=== Exercise instructions ===
Match the string "Ginsenoside" against each line below, and copy every line that matches.

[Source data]
○ ○ ○

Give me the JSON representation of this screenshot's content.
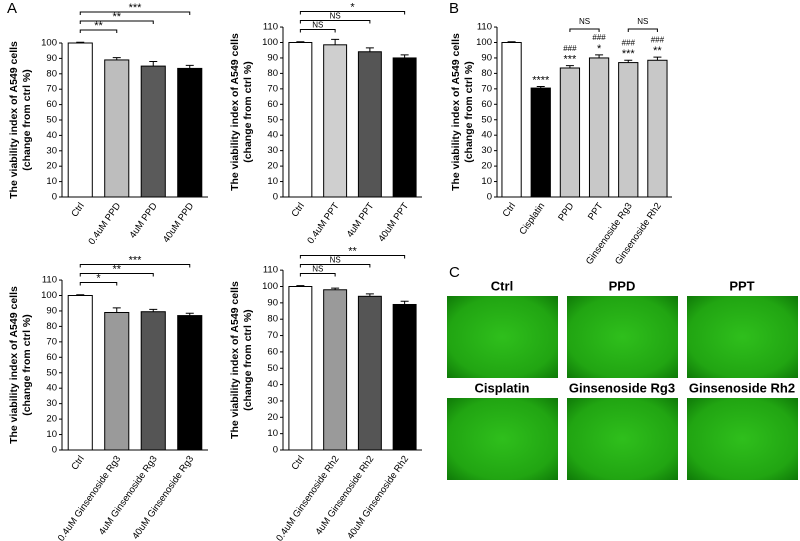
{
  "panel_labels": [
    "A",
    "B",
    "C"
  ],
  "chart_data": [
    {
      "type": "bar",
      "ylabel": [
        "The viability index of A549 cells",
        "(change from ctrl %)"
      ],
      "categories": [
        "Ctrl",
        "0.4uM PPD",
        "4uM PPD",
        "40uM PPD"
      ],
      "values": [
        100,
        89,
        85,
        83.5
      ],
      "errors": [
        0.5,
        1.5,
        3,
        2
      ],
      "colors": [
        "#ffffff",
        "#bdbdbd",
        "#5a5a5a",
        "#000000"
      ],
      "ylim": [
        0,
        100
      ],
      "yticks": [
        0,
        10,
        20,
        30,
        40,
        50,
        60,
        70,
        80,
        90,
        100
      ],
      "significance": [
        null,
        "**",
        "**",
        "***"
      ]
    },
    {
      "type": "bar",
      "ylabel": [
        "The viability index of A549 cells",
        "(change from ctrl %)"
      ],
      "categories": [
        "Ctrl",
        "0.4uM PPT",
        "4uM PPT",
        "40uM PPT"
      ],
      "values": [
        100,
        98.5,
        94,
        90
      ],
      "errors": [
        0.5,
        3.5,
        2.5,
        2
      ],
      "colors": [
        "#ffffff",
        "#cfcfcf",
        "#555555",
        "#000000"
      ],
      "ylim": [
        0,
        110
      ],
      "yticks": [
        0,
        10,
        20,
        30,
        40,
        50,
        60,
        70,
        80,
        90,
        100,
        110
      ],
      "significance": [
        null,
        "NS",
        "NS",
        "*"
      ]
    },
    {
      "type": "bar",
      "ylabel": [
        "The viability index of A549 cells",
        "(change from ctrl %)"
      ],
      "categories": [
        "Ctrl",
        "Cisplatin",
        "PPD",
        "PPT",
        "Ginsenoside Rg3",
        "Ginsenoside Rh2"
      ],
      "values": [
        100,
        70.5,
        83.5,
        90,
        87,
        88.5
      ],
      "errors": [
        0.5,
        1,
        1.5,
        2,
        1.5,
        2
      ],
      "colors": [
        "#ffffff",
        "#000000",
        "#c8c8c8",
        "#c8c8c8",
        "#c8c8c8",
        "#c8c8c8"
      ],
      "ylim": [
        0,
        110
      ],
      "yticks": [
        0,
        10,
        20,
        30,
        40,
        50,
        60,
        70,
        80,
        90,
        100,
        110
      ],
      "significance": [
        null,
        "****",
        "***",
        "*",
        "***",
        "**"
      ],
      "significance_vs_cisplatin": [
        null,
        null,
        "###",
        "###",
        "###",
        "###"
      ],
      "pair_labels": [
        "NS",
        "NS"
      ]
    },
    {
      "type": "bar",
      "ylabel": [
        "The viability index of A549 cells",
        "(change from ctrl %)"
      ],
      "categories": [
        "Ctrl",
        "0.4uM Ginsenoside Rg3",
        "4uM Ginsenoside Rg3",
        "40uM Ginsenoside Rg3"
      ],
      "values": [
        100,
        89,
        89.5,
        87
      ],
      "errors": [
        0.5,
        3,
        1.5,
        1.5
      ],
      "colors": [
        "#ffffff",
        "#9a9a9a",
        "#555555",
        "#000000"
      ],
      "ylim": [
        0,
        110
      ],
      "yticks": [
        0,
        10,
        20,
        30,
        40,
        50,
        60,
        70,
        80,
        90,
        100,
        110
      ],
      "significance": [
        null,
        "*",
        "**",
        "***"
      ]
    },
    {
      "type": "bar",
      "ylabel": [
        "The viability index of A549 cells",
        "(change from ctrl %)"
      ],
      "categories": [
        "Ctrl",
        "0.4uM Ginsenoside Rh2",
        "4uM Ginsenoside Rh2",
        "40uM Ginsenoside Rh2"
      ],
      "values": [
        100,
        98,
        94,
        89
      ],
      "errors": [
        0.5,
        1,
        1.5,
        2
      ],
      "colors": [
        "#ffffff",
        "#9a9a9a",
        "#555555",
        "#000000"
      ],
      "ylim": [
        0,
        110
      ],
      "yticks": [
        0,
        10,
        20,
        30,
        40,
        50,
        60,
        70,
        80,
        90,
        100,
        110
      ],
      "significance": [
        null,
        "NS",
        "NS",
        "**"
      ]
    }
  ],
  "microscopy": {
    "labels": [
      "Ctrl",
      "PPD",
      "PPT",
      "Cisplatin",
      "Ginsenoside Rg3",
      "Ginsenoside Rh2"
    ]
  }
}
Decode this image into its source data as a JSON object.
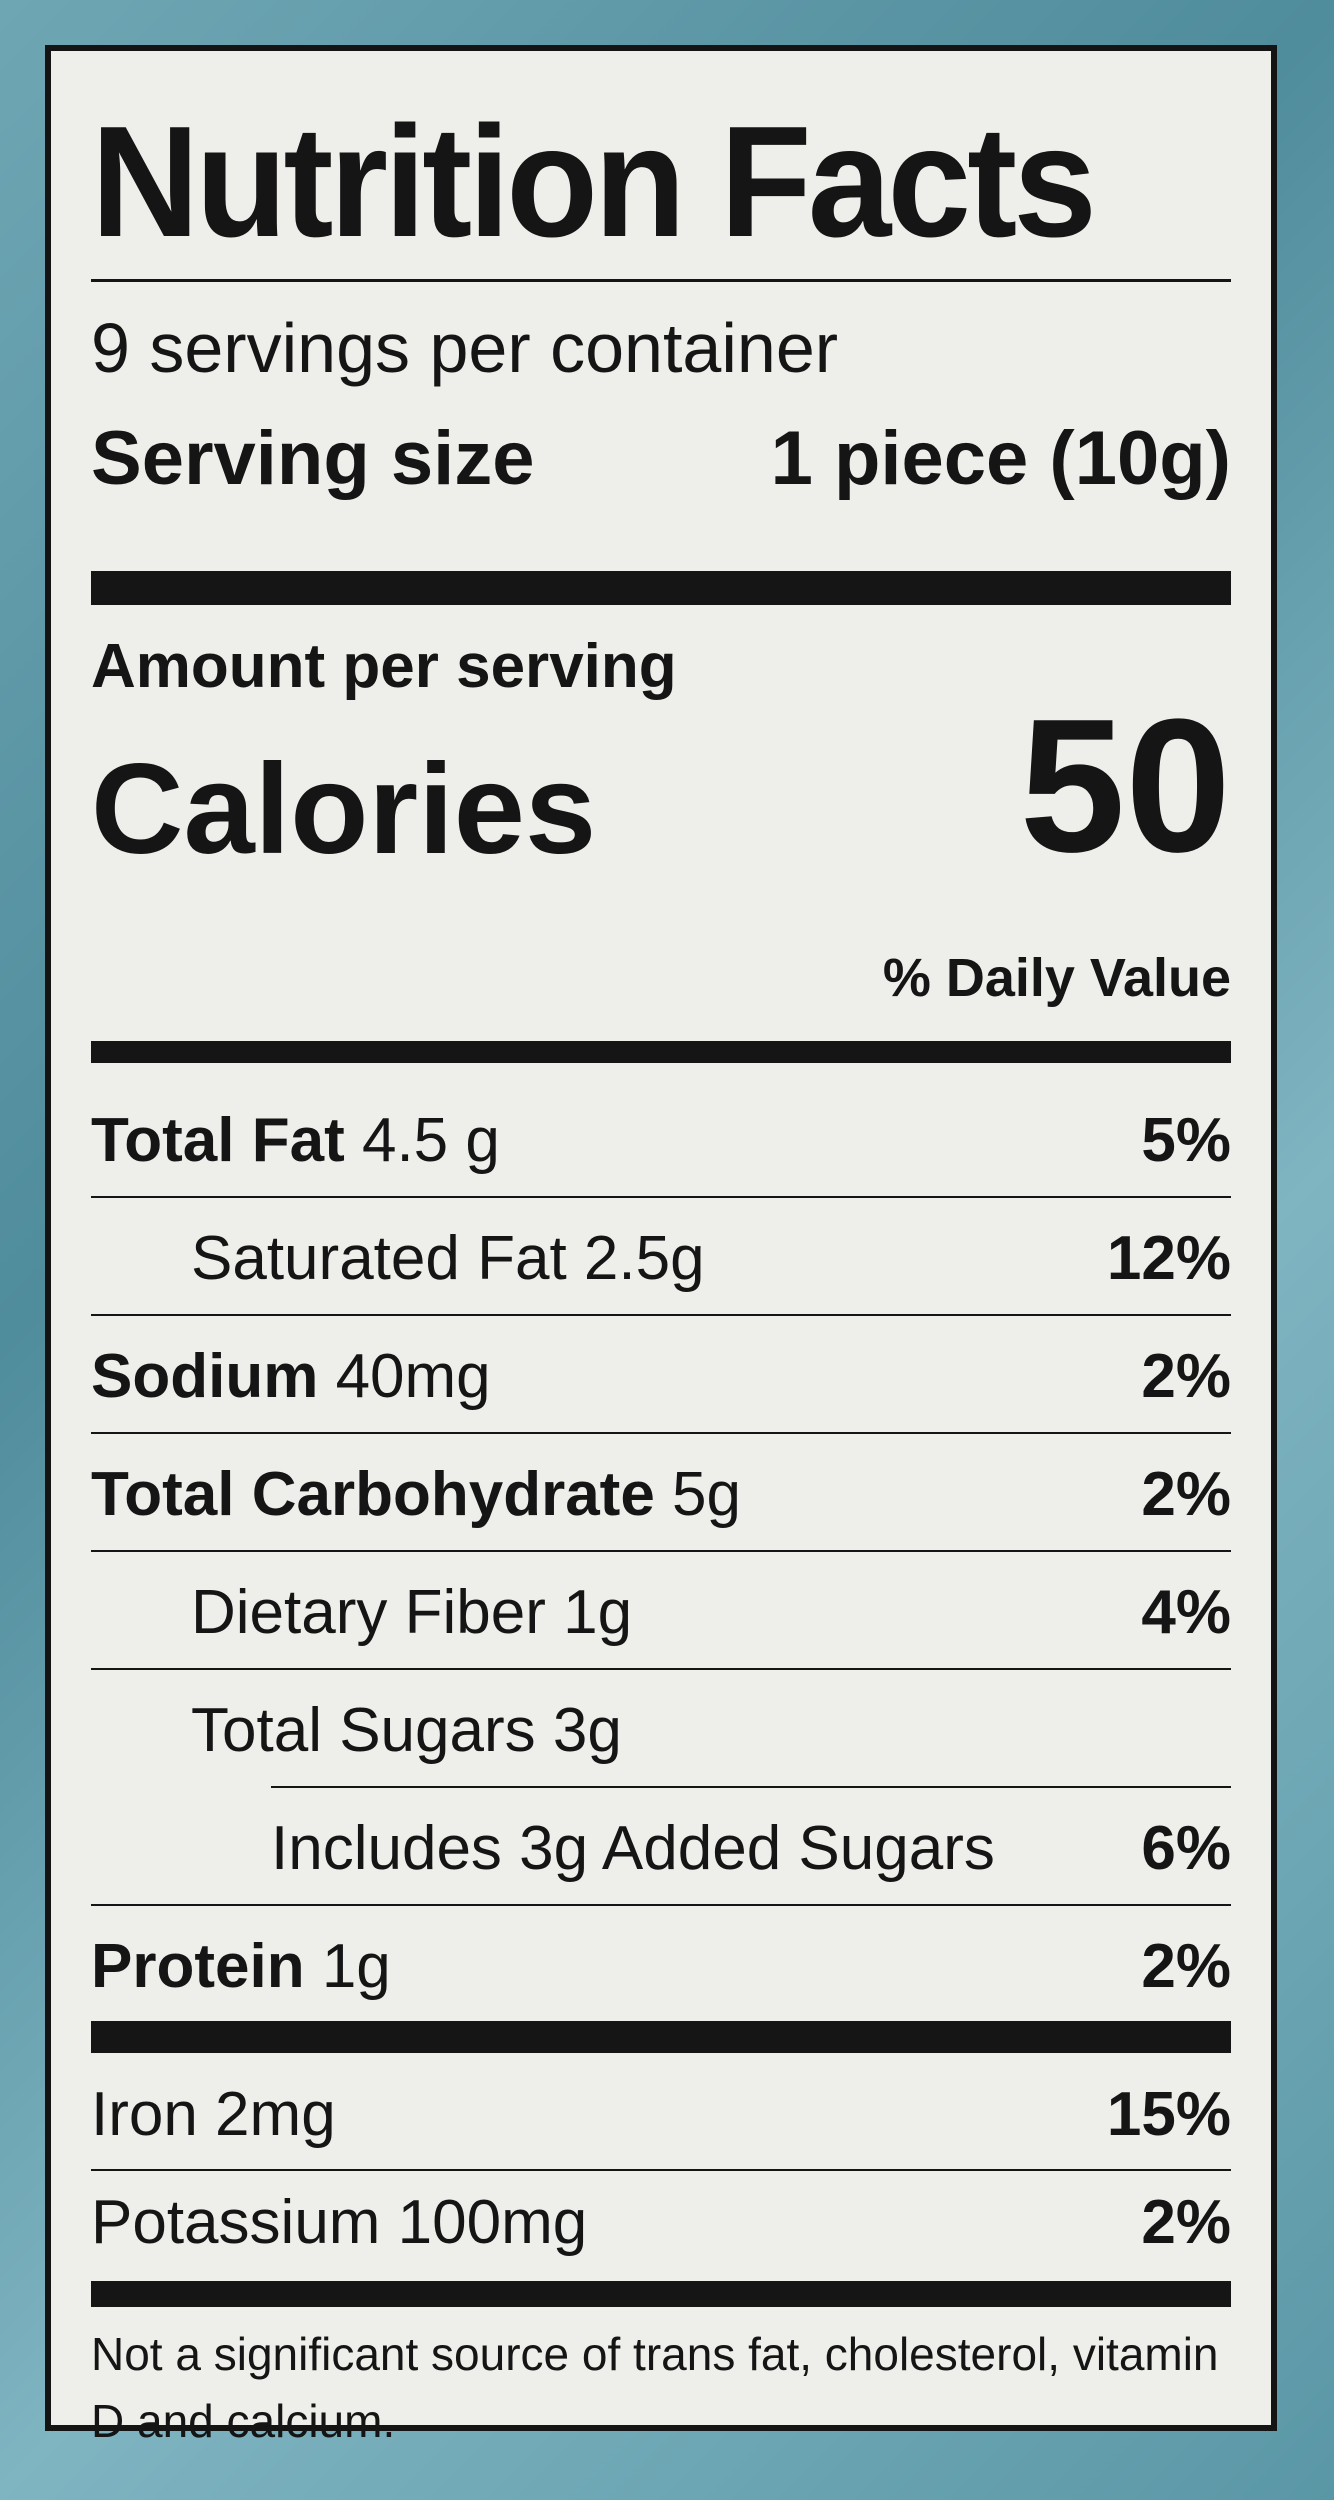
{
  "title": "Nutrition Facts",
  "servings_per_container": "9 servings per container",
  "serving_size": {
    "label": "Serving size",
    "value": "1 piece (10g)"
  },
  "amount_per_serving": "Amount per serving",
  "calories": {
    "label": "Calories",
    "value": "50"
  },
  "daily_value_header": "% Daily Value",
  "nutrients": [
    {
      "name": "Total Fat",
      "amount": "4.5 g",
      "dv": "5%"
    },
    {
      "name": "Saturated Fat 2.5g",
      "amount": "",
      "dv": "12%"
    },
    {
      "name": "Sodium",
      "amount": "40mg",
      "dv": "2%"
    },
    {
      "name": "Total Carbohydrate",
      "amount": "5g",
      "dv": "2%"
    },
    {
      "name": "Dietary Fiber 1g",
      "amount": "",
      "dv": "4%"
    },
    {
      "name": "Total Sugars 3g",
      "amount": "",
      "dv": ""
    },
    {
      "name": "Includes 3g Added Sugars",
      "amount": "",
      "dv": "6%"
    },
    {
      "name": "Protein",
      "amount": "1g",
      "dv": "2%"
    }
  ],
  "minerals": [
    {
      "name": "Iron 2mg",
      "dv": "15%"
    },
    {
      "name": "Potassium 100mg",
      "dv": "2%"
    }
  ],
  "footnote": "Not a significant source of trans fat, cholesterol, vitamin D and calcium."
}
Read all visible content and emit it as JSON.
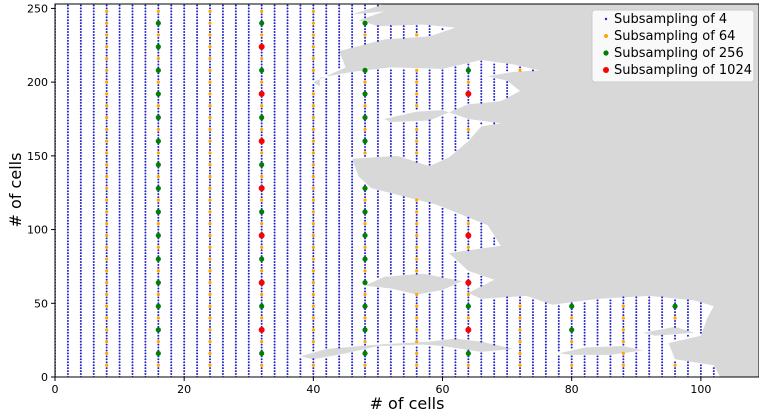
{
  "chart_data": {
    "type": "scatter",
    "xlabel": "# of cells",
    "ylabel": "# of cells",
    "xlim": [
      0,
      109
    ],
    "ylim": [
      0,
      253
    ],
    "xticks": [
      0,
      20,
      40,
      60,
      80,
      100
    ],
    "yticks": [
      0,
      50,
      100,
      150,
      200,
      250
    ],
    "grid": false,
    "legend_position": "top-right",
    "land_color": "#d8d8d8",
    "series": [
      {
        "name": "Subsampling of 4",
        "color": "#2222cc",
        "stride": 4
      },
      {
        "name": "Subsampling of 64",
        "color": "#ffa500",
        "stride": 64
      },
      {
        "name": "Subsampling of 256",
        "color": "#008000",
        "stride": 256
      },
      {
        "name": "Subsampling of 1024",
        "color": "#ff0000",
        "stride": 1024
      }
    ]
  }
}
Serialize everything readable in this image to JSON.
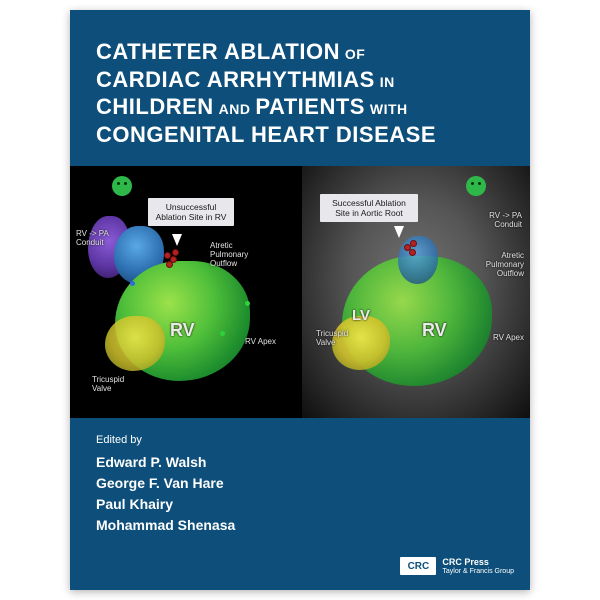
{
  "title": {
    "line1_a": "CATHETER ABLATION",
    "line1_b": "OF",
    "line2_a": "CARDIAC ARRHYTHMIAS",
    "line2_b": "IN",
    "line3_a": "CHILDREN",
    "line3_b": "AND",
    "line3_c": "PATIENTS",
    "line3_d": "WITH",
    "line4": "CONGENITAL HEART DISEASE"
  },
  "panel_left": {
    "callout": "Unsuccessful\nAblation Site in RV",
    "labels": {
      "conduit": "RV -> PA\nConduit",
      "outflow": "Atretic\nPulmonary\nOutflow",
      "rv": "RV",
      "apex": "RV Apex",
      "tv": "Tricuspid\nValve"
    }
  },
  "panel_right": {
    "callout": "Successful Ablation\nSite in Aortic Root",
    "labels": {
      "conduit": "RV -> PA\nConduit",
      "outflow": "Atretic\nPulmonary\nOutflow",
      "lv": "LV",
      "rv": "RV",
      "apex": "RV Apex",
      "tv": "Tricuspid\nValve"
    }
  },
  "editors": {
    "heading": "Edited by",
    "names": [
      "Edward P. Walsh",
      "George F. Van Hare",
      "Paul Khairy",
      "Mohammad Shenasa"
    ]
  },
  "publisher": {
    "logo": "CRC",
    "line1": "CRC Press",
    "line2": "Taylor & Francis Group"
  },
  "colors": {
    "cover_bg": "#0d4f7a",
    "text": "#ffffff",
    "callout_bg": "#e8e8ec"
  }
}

○ ○ ○

=== Solved problem ===
        "Ginsenoside Rg3",
        "Ginsenoside Rh2"
        "0.4uM Ginsenoside Rg3",
        "4uM Ginsenoside Rg3",
        "40uM Ginsenoside Rg3"
        "0.4uM Ginsenoside Rh2",
        "4uM Ginsenoside Rh2",
        "40uM Ginsenoside Rh2"
      "Ginsenoside Rg3",
      "Ginsenoside Rh2"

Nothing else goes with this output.